Extract the lines that carry the string "performing" from the listing.
## start MATERIALS PROVIDED
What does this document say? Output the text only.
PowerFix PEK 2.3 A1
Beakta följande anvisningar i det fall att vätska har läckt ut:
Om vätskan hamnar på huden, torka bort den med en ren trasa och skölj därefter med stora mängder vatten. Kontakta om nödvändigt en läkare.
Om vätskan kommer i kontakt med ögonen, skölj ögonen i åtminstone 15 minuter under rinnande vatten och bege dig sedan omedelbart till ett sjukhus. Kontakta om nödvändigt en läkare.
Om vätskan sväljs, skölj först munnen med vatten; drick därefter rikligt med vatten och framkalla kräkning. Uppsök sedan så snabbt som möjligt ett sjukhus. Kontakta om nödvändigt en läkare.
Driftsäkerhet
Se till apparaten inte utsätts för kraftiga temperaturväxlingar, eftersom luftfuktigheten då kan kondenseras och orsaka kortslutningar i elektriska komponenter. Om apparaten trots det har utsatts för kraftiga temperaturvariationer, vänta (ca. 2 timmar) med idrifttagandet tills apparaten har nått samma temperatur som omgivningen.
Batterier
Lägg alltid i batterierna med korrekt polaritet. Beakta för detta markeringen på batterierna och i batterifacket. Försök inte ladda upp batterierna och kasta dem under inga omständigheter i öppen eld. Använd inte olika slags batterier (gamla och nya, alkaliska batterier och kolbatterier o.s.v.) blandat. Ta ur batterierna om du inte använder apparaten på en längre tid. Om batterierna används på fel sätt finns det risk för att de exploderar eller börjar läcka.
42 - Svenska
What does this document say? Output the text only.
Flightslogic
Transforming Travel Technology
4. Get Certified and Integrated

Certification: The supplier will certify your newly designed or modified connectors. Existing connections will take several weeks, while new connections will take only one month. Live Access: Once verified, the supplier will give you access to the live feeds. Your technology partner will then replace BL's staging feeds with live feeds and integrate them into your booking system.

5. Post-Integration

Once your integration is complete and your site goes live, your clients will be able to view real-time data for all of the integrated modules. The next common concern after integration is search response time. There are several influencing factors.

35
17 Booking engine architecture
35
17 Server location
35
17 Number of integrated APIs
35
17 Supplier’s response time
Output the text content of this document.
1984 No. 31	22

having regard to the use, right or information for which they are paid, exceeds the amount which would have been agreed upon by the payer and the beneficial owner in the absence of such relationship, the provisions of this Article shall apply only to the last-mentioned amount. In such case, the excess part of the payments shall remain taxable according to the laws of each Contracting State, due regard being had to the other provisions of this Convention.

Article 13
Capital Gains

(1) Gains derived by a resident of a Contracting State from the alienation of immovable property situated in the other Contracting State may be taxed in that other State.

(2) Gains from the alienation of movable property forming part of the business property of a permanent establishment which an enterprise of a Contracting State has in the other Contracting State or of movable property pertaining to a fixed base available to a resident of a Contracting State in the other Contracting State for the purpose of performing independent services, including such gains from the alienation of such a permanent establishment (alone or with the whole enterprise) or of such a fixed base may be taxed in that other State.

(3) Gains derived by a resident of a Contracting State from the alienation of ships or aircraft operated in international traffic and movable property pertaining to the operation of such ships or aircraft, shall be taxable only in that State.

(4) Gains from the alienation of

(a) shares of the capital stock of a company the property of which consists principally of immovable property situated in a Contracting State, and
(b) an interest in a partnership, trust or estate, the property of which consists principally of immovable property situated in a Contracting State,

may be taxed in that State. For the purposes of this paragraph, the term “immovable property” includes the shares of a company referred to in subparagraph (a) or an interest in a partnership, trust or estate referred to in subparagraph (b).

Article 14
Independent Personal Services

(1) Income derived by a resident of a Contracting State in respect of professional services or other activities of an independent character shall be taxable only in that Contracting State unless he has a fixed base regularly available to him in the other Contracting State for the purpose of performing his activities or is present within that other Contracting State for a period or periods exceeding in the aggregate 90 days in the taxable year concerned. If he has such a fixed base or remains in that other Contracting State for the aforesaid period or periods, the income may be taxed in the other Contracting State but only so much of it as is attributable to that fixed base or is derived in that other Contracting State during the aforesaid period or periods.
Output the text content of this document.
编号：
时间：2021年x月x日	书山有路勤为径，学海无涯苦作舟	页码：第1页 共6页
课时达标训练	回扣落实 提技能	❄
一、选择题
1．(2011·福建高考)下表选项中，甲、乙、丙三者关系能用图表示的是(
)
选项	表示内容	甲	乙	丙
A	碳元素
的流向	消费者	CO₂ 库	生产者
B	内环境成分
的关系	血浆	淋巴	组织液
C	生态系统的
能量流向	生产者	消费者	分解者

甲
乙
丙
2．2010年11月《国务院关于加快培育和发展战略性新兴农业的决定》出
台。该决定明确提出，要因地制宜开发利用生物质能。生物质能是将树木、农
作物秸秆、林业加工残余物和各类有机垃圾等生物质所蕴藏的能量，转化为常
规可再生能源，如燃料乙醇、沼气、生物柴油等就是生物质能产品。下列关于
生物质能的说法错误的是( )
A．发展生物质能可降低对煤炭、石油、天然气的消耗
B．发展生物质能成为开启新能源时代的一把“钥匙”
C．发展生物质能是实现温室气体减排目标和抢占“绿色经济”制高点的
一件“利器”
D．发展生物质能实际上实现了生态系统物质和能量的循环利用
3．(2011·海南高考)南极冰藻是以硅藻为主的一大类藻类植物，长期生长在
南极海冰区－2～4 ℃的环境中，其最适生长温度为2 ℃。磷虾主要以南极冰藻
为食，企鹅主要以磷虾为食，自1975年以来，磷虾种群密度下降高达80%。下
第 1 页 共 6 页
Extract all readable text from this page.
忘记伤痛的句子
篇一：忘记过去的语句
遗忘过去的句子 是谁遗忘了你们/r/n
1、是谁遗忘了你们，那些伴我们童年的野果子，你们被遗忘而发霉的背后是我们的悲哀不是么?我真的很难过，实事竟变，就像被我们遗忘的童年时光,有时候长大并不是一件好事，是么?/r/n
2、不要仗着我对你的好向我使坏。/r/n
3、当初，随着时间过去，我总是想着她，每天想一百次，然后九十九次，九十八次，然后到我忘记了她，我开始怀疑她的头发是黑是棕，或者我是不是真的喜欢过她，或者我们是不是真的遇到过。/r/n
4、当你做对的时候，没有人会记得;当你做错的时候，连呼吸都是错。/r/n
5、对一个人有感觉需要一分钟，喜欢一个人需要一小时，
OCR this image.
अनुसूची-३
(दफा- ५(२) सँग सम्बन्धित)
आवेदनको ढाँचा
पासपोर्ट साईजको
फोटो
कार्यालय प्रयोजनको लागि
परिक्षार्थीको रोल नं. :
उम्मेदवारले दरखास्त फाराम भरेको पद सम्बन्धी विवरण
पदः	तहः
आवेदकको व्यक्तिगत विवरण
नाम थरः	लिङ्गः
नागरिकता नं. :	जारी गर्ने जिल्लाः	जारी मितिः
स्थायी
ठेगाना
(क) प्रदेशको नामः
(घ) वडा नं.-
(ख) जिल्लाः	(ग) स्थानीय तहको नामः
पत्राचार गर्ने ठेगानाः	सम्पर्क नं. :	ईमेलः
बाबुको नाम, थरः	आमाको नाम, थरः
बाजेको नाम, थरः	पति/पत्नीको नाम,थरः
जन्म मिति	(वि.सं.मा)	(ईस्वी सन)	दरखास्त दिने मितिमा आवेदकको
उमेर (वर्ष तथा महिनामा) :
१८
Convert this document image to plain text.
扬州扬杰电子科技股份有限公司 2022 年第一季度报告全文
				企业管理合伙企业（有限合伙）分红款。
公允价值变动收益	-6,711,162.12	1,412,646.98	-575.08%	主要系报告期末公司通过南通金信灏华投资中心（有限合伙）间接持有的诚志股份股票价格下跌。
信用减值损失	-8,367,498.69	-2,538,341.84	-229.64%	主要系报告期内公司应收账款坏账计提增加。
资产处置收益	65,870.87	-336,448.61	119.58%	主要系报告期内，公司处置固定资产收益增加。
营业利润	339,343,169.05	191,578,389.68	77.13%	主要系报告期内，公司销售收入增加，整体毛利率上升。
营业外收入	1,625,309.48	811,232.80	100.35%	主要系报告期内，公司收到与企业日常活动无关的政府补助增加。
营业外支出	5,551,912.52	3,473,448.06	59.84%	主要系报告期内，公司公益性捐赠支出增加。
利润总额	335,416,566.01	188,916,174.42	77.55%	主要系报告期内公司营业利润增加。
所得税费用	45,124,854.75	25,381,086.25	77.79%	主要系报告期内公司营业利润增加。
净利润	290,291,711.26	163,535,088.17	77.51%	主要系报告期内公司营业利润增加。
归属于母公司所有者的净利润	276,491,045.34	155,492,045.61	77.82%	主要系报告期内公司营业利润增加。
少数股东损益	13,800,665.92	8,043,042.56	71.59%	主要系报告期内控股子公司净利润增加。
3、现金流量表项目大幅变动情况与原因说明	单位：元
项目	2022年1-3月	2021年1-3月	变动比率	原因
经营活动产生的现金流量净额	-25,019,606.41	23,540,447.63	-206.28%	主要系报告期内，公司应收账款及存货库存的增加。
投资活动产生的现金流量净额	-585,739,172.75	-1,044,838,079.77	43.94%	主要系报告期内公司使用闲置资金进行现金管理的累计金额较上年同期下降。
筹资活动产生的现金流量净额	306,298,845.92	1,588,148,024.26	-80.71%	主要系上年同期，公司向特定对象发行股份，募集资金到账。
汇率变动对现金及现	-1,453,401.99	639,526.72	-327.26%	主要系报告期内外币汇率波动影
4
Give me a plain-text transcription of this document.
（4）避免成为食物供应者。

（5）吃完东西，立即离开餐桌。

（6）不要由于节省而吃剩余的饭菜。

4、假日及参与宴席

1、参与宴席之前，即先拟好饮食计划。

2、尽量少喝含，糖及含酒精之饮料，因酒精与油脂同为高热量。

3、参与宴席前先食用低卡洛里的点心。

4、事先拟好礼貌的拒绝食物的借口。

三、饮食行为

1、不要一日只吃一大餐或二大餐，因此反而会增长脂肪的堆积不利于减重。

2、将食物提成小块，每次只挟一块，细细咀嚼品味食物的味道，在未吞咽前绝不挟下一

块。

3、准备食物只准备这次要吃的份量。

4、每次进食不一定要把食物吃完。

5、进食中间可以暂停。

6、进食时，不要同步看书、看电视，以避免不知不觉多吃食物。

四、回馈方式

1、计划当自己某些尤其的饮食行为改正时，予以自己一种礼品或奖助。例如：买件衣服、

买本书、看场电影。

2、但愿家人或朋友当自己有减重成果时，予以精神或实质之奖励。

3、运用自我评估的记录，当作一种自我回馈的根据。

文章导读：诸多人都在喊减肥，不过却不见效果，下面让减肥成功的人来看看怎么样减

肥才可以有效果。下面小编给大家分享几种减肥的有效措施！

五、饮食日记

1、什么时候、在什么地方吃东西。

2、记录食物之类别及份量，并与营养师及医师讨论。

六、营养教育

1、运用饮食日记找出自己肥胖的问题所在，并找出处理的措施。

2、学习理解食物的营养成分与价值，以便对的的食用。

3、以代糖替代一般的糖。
## end MATERIALS PROVIDED
▶ [SOLUTION TO THIS EXERCISE]
(2) Gains from the alienation of movable property forming part of the business property of a permanent establishment which an enterprise of a Contracting State has in the other Contracting State or of movable property pertaining to a fixed base available to a resident of a Contracting State in the other Contracting State for the purpose of performing independent services, including such gains from the alienation of such a permanent establishment (alone or with the whole enterprise) or of such a fixed base may be taxed in that other State.
(1) Income derived by a resident of a Contracting State in respect of professional services or other activities of an independent character shall be taxable only in that Contracting State unless he has a fixed base regularly available to him in the other Contracting State for the purpose of performing his activities or is present within that other Contracting State for a period or periods exceeding in the aggregate 90 days in the taxable year concerned. If he has such a fixed base or remains in that other Contracting State for the aforesaid period or periods, the income may be taxed in the other Contracting State but only so much of it as is attributable to that fixed base or is derived in that other Contracting State during the aforesaid period or periods.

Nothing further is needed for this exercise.